Prompt
In this exercise, return the whole listing exactly, excluding any images.

Extracted information

────────────────────────────────────────

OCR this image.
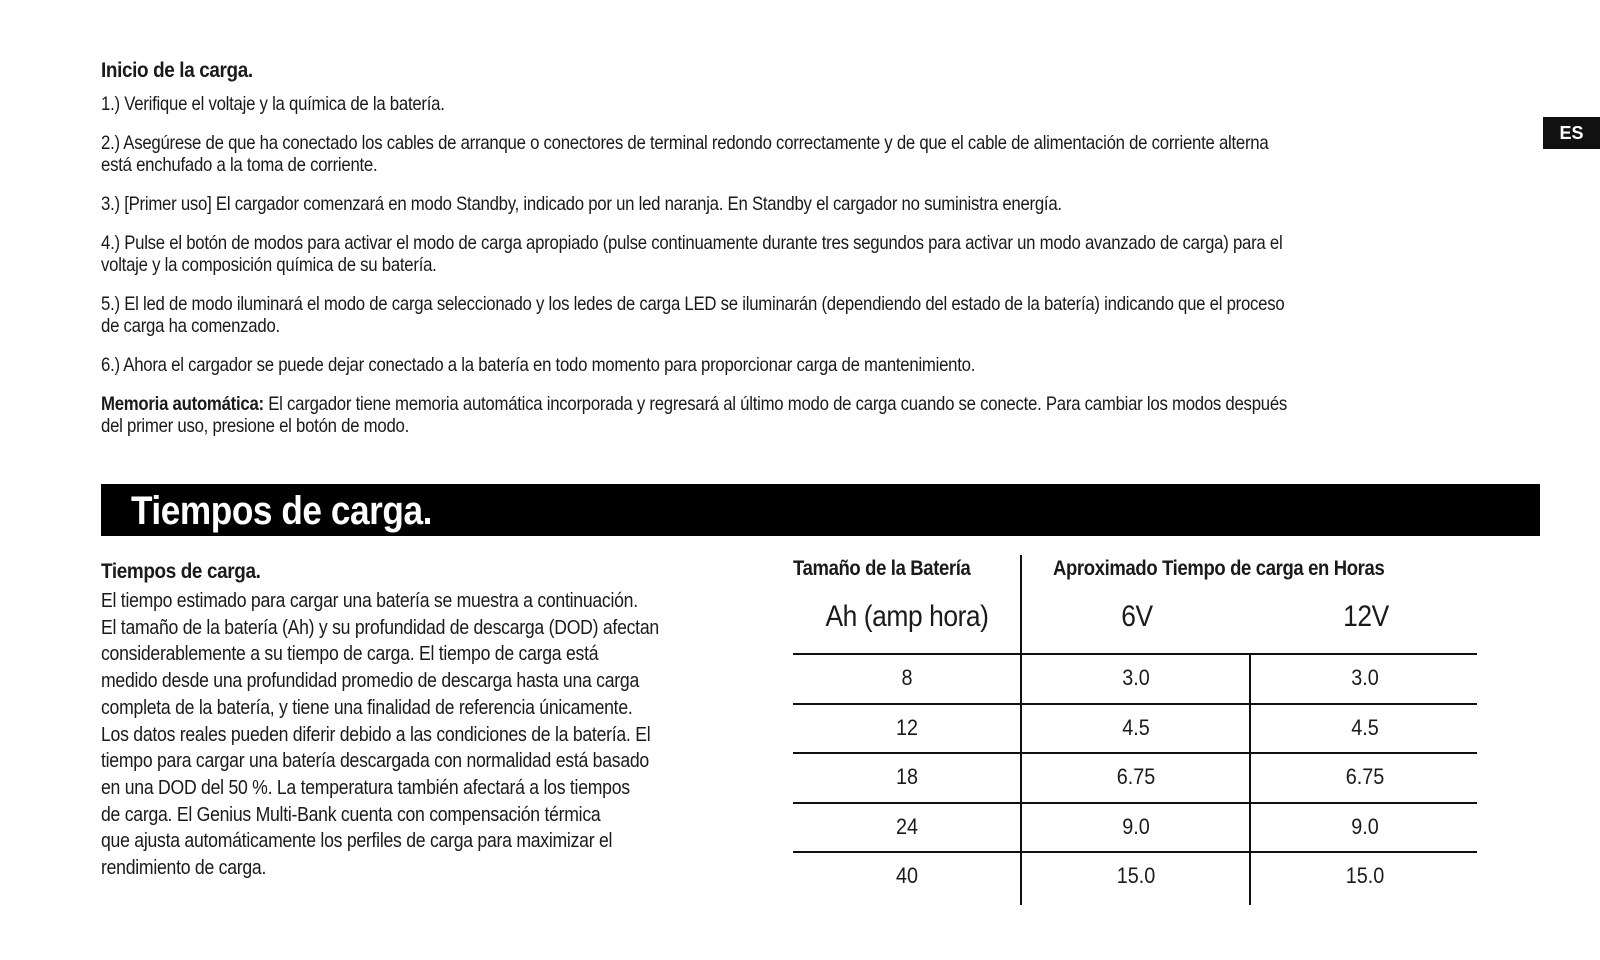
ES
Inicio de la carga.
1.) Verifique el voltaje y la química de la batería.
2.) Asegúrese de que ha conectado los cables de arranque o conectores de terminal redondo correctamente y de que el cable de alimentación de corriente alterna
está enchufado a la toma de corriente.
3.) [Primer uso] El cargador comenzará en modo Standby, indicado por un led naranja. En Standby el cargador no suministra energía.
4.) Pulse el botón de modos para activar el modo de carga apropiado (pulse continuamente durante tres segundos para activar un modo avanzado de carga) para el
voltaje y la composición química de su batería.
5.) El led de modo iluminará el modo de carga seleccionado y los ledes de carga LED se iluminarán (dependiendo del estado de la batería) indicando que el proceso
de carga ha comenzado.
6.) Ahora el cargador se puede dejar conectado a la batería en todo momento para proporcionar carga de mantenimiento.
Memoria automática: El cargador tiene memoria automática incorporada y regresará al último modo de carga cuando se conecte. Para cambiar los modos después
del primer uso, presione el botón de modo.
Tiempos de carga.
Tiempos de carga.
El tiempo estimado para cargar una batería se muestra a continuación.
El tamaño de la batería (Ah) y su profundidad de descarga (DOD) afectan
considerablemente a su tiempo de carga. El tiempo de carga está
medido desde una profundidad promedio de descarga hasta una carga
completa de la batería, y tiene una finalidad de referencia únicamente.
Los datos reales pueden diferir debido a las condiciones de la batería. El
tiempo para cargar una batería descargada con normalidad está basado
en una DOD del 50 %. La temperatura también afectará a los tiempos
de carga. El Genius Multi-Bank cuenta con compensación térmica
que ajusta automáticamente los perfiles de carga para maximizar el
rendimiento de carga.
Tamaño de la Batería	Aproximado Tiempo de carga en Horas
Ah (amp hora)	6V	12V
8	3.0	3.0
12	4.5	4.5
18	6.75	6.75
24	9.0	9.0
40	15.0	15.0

────────────────────────────────────────

Response to the task
OCR this image.
ES
Inicio de la carga.
1.) Verifique el voltaje y la química de la batería.
2.) Asegúrese de que ha conectado los cables de arranque o conectores de terminal redondo correctamente y de que el cable de alimentación de corriente alterna
está enchufado a la toma de corriente.
3.) [Primer uso] El cargador comenzará en modo Standby, indicado por un led naranja. En Standby el cargador no suministra energía.
4.) Pulse el botón de modos para activar el modo de carga apropiado (pulse continuamente durante tres segundos para activar un modo avanzado de carga) para el
voltaje y la composición química de su batería.
5.) El led de modo iluminará el modo de carga seleccionado y los ledes de carga LED se iluminarán (dependiendo del estado de la batería) indicando que el proceso
de carga ha comenzado.
6.) Ahora el cargador se puede dejar conectado a la batería en todo momento para proporcionar carga de mantenimiento.
Memoria automática: El cargador tiene memoria automática incorporada y regresará al último modo de carga cuando se conecte. Para cambiar los modos después
del primer uso, presione el botón de modo.
Tiempos de carga.
Tiempos de carga.
El tiempo estimado para cargar una batería se muestra a continuación.
El tamaño de la batería (Ah) y su profundidad de descarga (DOD) afectan
considerablemente a su tiempo de carga. El tiempo de carga está
medido desde una profundidad promedio de descarga hasta una carga
completa de la batería, y tiene una finalidad de referencia únicamente.
Los datos reales pueden diferir debido a las condiciones de la batería. El
tiempo para cargar una batería descargada con normalidad está basado
en una DOD del 50 %. La temperatura también afectará a los tiempos
de carga. El Genius Multi-Bank cuenta con compensación térmica
que ajusta automáticamente los perfiles de carga para maximizar el
rendimiento de carga.
Tamaño de la Batería	Aproximado Tiempo de carga en Horas
Ah (amp hora)	6V	12V
8	3.0	3.0
12	4.5	4.5
18	6.75	6.75
24	9.0	9.0
40	15.0	15.0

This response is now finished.